(Lines of data)
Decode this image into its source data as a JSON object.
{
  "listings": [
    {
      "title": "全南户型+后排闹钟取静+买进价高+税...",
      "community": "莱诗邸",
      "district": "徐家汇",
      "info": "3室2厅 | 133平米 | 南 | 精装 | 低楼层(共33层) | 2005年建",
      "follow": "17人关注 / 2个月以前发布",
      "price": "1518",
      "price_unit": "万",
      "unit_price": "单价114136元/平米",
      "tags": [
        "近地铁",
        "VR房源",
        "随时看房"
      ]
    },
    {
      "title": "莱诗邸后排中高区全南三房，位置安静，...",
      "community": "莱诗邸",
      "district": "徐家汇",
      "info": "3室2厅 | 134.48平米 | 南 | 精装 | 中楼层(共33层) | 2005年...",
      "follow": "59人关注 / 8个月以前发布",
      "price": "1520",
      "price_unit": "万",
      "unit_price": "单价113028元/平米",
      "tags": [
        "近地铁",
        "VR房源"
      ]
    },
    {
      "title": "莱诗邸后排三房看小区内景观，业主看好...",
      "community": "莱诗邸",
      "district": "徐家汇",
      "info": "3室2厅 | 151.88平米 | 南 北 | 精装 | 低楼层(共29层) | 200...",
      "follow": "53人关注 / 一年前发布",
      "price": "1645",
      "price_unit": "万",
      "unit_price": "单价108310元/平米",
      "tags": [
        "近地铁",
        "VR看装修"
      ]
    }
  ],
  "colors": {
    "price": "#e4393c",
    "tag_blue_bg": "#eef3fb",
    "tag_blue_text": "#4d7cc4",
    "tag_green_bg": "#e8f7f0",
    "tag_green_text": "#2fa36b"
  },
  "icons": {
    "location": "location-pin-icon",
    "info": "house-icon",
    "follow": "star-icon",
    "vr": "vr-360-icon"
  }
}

* * *

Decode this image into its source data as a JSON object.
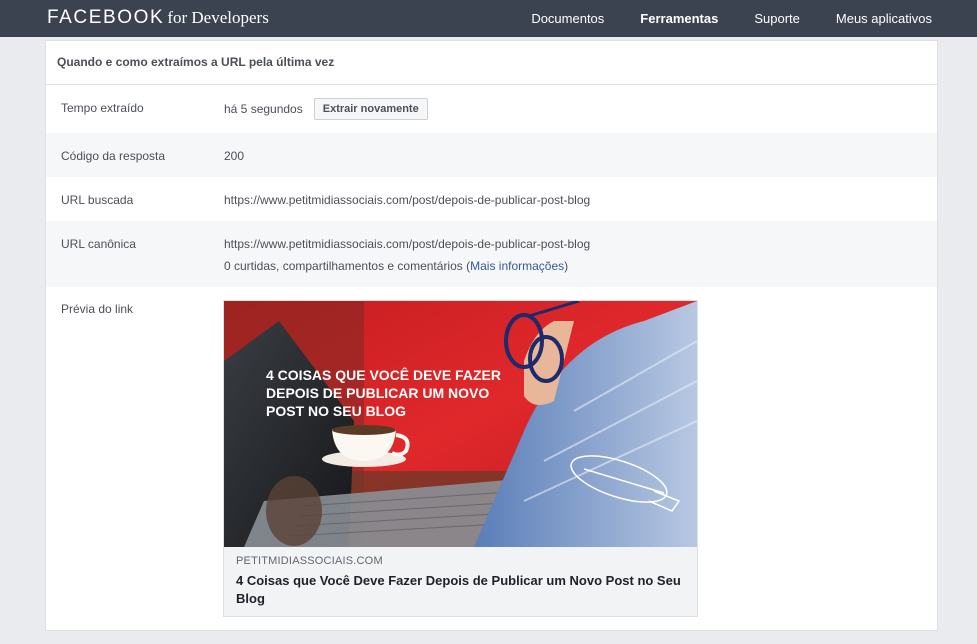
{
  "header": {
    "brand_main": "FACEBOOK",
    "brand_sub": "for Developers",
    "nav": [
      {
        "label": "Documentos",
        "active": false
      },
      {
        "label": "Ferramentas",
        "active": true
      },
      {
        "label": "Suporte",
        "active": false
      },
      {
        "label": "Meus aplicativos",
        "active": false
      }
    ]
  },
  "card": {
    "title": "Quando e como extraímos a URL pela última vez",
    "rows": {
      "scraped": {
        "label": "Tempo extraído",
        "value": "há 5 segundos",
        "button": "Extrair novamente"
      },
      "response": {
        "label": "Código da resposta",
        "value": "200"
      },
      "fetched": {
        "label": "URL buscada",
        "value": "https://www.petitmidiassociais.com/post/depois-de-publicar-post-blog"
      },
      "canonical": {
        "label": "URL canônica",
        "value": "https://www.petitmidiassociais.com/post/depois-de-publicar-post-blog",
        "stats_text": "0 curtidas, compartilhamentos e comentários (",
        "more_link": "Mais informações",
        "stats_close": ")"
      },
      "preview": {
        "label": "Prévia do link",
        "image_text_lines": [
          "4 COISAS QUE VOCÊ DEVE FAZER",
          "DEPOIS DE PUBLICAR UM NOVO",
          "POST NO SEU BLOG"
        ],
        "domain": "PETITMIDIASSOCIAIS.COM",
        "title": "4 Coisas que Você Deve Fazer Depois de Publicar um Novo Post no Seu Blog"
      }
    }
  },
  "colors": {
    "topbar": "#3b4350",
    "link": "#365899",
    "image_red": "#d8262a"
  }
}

• WHAT THE EXERCISE ASKS: Collect each line above holding the string "https".

• TASK RESPONSE:
        "value": "https://www.petitmidiassociais.com/post/depois-de-publicar-post-blog"
        "value": "https://www.petitmidiassociais.com/post/depois-de-publicar-post-blog",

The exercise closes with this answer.